_THE TASK_: Among the lines below, count those with "chevron". Give only the number.

_DATA SHOWN_:

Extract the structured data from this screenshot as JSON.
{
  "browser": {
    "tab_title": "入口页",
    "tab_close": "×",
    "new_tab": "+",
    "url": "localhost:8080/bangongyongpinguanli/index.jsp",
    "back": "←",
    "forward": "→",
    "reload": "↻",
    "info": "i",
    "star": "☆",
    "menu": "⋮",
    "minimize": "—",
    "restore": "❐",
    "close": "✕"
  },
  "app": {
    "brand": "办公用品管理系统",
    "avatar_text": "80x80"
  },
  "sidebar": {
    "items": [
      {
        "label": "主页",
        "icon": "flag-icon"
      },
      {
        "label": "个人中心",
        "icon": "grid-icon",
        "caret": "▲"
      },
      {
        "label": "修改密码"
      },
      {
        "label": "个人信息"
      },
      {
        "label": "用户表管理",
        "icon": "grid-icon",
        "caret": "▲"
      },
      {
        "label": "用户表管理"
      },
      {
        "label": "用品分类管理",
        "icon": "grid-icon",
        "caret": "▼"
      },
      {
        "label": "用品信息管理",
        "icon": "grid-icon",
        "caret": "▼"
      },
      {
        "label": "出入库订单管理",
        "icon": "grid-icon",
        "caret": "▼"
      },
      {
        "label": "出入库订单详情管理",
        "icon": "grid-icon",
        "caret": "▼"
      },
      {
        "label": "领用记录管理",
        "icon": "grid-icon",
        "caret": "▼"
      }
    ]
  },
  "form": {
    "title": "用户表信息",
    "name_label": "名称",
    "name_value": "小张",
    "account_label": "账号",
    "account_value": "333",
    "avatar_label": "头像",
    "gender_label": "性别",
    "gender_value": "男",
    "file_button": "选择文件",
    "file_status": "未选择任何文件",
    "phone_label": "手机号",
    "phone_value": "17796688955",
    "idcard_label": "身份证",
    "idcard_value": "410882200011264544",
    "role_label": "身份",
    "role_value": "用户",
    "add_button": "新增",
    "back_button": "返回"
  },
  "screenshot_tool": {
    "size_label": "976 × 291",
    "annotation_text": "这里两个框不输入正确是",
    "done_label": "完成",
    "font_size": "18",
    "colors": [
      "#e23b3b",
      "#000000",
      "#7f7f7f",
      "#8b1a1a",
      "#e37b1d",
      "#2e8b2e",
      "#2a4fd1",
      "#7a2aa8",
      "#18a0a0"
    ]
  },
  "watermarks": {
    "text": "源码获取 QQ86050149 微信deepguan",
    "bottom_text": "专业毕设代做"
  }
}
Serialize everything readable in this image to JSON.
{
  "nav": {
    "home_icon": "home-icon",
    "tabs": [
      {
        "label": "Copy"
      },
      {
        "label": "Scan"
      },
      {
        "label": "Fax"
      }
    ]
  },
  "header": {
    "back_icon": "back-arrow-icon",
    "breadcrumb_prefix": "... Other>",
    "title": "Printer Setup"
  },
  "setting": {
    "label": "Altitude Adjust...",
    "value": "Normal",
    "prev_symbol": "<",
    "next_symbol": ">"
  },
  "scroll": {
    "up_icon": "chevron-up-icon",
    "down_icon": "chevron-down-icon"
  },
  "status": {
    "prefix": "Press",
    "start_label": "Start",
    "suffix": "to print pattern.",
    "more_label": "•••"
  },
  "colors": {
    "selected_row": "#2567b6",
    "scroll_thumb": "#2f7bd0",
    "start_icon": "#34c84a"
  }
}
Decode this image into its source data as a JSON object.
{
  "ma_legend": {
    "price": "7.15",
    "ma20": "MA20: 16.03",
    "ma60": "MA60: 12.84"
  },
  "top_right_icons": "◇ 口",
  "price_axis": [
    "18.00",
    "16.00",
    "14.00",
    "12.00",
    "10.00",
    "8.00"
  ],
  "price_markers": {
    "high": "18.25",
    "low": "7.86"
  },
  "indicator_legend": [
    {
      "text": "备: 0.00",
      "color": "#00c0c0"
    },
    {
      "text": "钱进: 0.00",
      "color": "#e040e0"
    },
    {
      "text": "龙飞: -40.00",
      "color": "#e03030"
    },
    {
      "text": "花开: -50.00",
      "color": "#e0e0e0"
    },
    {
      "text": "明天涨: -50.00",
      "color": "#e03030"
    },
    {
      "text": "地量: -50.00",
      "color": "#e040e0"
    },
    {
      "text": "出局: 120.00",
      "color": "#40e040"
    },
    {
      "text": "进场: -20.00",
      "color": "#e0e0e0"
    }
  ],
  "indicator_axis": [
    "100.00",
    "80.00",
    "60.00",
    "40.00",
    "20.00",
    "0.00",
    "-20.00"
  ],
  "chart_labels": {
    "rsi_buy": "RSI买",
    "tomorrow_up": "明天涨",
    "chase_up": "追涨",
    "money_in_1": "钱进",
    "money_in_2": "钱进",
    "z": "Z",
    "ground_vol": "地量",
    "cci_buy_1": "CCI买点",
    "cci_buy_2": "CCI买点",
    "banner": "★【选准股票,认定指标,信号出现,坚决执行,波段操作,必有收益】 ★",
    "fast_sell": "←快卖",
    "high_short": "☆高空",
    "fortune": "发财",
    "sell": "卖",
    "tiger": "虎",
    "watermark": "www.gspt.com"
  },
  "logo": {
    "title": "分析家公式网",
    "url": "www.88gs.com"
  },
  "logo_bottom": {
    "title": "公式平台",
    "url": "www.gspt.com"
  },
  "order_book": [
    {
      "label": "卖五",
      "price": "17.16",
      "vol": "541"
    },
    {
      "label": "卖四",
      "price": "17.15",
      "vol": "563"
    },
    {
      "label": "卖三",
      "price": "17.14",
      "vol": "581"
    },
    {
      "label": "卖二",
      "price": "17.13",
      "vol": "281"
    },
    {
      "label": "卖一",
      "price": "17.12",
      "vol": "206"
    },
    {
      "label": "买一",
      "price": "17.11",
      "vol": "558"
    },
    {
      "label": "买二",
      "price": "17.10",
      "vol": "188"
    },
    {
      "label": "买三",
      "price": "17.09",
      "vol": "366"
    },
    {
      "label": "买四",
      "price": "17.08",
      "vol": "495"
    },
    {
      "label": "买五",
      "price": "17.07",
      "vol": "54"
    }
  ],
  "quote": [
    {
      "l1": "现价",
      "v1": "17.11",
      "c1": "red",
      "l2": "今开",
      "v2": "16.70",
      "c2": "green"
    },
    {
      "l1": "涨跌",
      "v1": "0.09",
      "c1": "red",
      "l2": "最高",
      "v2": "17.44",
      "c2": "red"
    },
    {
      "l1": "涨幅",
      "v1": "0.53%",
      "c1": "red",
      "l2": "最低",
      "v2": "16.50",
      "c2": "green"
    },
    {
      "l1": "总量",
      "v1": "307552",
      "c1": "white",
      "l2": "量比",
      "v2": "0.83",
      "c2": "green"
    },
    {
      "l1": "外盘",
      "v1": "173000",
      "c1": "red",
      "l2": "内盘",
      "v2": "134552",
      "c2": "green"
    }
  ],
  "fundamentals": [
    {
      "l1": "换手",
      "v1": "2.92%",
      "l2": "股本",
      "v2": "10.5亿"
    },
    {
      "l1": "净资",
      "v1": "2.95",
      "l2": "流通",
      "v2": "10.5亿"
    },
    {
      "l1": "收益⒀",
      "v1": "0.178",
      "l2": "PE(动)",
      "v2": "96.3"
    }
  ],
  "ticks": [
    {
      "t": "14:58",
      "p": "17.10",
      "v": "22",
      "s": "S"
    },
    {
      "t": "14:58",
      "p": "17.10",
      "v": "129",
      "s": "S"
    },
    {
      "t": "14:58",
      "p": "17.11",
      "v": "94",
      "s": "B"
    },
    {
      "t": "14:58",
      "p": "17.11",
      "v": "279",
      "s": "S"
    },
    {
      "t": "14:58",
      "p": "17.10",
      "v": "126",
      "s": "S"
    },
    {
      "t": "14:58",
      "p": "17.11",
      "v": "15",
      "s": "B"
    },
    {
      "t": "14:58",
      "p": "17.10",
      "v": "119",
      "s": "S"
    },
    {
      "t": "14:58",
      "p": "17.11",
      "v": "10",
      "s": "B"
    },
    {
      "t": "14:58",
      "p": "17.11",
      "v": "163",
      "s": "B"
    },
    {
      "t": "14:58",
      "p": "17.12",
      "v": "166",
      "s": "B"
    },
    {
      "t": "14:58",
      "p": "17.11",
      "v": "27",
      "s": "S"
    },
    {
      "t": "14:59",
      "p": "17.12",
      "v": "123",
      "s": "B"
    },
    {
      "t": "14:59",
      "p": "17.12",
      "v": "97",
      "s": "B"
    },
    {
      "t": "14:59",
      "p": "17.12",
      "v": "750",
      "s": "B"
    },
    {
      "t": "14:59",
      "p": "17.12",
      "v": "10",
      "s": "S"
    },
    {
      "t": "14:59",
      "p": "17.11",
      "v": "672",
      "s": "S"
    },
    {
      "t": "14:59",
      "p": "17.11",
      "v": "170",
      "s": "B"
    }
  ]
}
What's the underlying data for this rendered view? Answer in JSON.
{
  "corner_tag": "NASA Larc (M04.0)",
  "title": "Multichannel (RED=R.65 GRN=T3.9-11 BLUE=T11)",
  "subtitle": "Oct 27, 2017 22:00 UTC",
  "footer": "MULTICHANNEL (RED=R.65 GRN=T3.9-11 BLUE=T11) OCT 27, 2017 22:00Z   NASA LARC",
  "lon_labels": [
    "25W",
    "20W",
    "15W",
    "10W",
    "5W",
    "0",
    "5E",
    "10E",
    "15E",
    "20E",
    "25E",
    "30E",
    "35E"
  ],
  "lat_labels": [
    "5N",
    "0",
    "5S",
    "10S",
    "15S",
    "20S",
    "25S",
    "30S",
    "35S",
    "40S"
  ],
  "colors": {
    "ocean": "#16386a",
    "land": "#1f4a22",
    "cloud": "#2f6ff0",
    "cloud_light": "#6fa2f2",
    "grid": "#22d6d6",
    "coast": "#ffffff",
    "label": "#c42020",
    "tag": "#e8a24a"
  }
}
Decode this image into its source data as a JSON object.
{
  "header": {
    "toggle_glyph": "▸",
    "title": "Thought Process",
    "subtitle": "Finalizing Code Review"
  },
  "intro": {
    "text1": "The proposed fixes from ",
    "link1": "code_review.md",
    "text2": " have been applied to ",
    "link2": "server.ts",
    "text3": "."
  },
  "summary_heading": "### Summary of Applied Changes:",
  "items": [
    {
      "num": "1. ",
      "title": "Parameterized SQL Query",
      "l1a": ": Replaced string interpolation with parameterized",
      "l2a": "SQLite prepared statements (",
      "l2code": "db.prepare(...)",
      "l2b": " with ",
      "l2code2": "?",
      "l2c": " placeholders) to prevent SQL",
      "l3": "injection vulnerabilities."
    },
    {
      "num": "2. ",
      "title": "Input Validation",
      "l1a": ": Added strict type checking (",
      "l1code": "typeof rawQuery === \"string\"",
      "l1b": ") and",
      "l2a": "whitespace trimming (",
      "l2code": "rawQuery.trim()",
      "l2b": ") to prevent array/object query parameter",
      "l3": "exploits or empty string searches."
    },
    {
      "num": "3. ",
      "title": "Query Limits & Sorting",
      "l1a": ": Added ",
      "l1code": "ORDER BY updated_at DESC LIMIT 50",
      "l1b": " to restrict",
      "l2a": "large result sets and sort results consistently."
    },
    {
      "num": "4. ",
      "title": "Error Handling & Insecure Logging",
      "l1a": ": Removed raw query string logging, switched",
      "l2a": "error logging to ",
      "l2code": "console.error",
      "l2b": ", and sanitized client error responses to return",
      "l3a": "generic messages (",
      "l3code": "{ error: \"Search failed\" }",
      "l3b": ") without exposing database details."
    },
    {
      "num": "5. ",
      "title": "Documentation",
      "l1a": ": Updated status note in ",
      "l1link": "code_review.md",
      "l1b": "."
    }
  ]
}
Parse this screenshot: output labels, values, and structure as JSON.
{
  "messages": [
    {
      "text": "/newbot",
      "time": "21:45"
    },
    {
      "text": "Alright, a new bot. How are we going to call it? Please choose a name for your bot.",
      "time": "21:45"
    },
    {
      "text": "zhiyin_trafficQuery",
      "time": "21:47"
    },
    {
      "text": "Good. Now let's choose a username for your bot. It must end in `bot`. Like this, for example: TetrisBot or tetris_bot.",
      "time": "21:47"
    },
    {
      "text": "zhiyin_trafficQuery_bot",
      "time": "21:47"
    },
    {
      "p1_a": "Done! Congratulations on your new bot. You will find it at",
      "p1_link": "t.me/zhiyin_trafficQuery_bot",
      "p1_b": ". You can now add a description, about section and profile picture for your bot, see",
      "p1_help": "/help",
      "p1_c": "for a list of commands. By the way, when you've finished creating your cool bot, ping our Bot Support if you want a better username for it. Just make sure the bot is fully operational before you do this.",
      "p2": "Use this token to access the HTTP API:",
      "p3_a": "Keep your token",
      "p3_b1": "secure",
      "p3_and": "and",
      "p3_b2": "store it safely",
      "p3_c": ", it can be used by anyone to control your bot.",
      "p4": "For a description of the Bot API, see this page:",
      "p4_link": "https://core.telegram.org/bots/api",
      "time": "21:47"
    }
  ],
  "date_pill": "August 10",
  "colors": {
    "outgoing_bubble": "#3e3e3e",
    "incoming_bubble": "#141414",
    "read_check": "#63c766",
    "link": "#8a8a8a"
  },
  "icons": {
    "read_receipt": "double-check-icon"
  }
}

_SOLUTION TO THIS PROBLEM_: 2